• _Problem to solve_
Copy out the data below line for line, changing nothing.
________
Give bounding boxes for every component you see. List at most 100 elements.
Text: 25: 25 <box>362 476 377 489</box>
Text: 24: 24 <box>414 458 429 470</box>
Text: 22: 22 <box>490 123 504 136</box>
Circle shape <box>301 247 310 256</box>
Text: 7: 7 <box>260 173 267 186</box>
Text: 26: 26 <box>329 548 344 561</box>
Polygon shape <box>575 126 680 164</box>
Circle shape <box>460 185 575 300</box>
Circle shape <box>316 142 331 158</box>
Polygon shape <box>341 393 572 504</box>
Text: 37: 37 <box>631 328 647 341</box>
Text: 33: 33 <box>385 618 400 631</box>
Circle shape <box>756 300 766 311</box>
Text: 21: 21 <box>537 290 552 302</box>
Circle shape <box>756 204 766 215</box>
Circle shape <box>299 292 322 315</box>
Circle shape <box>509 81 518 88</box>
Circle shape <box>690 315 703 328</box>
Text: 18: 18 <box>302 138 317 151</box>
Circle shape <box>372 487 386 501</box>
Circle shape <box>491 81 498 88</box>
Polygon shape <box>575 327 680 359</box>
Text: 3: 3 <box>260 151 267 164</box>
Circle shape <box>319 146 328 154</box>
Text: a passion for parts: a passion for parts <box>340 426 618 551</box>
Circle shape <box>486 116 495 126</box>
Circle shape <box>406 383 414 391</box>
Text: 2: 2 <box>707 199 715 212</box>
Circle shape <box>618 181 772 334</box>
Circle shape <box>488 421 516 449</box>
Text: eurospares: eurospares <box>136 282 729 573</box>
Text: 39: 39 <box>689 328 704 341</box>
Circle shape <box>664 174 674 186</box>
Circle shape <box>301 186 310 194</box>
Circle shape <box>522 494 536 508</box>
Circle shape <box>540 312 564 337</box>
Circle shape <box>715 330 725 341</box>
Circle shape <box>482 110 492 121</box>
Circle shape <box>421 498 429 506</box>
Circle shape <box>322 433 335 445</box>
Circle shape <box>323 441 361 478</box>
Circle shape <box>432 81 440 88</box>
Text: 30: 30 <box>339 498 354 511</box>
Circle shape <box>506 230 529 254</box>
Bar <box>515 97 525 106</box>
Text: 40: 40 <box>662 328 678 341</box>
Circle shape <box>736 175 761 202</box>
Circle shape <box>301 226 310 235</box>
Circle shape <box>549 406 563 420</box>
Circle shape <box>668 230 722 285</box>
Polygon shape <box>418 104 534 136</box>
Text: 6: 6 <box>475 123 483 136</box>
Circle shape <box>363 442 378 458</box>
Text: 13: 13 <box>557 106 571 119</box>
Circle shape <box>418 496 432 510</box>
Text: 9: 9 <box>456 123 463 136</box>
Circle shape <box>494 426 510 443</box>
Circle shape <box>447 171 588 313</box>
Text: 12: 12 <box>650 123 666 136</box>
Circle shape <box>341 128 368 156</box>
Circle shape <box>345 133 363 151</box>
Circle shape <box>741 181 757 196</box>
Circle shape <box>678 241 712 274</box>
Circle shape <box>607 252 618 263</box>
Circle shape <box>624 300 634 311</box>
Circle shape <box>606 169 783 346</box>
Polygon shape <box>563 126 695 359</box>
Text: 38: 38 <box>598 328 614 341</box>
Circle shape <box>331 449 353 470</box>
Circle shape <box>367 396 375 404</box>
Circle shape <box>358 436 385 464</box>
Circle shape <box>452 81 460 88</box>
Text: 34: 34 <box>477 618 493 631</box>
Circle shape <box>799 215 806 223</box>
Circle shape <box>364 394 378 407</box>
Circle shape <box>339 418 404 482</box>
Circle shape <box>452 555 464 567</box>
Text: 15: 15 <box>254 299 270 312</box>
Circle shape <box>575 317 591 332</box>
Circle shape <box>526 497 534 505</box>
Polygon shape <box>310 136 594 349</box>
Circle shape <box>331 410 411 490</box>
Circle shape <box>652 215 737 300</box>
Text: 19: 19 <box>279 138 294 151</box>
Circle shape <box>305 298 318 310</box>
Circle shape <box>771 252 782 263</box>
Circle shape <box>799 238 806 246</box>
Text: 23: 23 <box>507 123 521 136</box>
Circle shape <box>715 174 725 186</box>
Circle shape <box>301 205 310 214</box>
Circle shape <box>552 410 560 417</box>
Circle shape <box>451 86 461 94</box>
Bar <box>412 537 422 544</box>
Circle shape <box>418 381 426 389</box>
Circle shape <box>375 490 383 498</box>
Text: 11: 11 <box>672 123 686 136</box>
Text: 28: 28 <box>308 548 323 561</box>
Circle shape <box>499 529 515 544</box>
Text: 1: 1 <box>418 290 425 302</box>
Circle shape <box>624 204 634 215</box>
________
• _Task result_
Give bounding boxes for every component you see. List at most 100 elements.
Text: 25: 25 <box>362 476 377 489</box>
Text: 24: 24 <box>414 458 429 470</box>
Text: 22: 22 <box>490 123 504 136</box>
Circle shape <box>301 247 310 256</box>
Text: 7: 7 <box>260 173 267 186</box>
Text: 26: 26 <box>329 548 344 561</box>
Polygon shape <box>575 126 680 164</box>
Circle shape <box>460 185 575 300</box>
Circle shape <box>316 142 331 158</box>
Polygon shape <box>341 393 572 504</box>
Text: 37: 37 <box>631 328 647 341</box>
Text: 33: 33 <box>385 618 400 631</box>
Circle shape <box>756 300 766 311</box>
Text: 21: 21 <box>537 290 552 302</box>
Circle shape <box>756 204 766 215</box>
Circle shape <box>299 292 322 315</box>
Circle shape <box>509 81 518 88</box>
Circle shape <box>690 315 703 328</box>
Text: 18: 18 <box>302 138 317 151</box>
Circle shape <box>372 487 386 501</box>
Circle shape <box>491 81 498 88</box>
Polygon shape <box>575 327 680 359</box>
Text: 3: 3 <box>260 151 267 164</box>
Circle shape <box>319 146 328 154</box>
Text: a passion for parts: a passion for parts <box>340 426 618 551</box>
Circle shape <box>486 116 495 126</box>
Circle shape <box>406 383 414 391</box>
Text: 2: 2 <box>707 199 715 212</box>
Circle shape <box>618 181 772 334</box>
Circle shape <box>488 421 516 449</box>
Text: eurospares: eurospares <box>136 282 729 573</box>
Text: 39: 39 <box>689 328 704 341</box>
Circle shape <box>664 174 674 186</box>
Circle shape <box>301 186 310 194</box>
Circle shape <box>522 494 536 508</box>
Circle shape <box>540 312 564 337</box>
Circle shape <box>715 330 725 341</box>
Circle shape <box>482 110 492 121</box>
Circle shape <box>421 498 429 506</box>
Circle shape <box>322 433 335 445</box>
Circle shape <box>323 441 361 478</box>
Circle shape <box>432 81 440 88</box>
Text: 30: 30 <box>339 498 354 511</box>
Circle shape <box>506 230 529 254</box>
Bar <box>515 97 525 106</box>
Text: 40: 40 <box>662 328 678 341</box>
Circle shape <box>736 175 761 202</box>
Circle shape <box>301 226 310 235</box>
Circle shape <box>549 406 563 420</box>
Circle shape <box>668 230 722 285</box>
Polygon shape <box>418 104 534 136</box>
Text: 6: 6 <box>475 123 483 136</box>
Circle shape <box>363 442 378 458</box>
Text: 13: 13 <box>557 106 571 119</box>
Circle shape <box>418 496 432 510</box>
Text: 9: 9 <box>456 123 463 136</box>
Circle shape <box>494 426 510 443</box>
Circle shape <box>447 171 588 313</box>
Text: 12: 12 <box>650 123 666 136</box>
Circle shape <box>341 128 368 156</box>
Circle shape <box>345 133 363 151</box>
Circle shape <box>741 181 757 196</box>
Circle shape <box>678 241 712 274</box>
Circle shape <box>607 252 618 263</box>
Circle shape <box>624 300 634 311</box>
Circle shape <box>606 169 783 346</box>
Polygon shape <box>563 126 695 359</box>
Text: 38: 38 <box>598 328 614 341</box>
Circle shape <box>331 449 353 470</box>
Circle shape <box>367 396 375 404</box>
Circle shape <box>358 436 385 464</box>
Circle shape <box>452 81 460 88</box>
Text: 34: 34 <box>477 618 493 631</box>
Circle shape <box>799 215 806 223</box>
Circle shape <box>364 394 378 407</box>
Circle shape <box>339 418 404 482</box>
Circle shape <box>452 555 464 567</box>
Text: 15: 15 <box>254 299 270 312</box>
Circle shape <box>575 317 591 332</box>
Circle shape <box>526 497 534 505</box>
Polygon shape <box>310 136 594 349</box>
Circle shape <box>331 410 411 490</box>
Circle shape <box>652 215 737 300</box>
Text: 19: 19 <box>279 138 294 151</box>
Circle shape <box>305 298 318 310</box>
Circle shape <box>771 252 782 263</box>
Circle shape <box>799 238 806 246</box>
Text: 23: 23 <box>507 123 521 136</box>
Circle shape <box>715 174 725 186</box>
Circle shape <box>301 205 310 214</box>
Circle shape <box>552 410 560 417</box>
Circle shape <box>451 86 461 94</box>
Bar <box>412 537 422 544</box>
Circle shape <box>418 381 426 389</box>
Circle shape <box>375 490 383 498</box>
Text: 11: 11 <box>672 123 686 136</box>
Text: 28: 28 <box>308 548 323 561</box>
Circle shape <box>499 529 515 544</box>
Text: 1: 1 <box>418 290 425 302</box>
Circle shape <box>624 204 634 215</box>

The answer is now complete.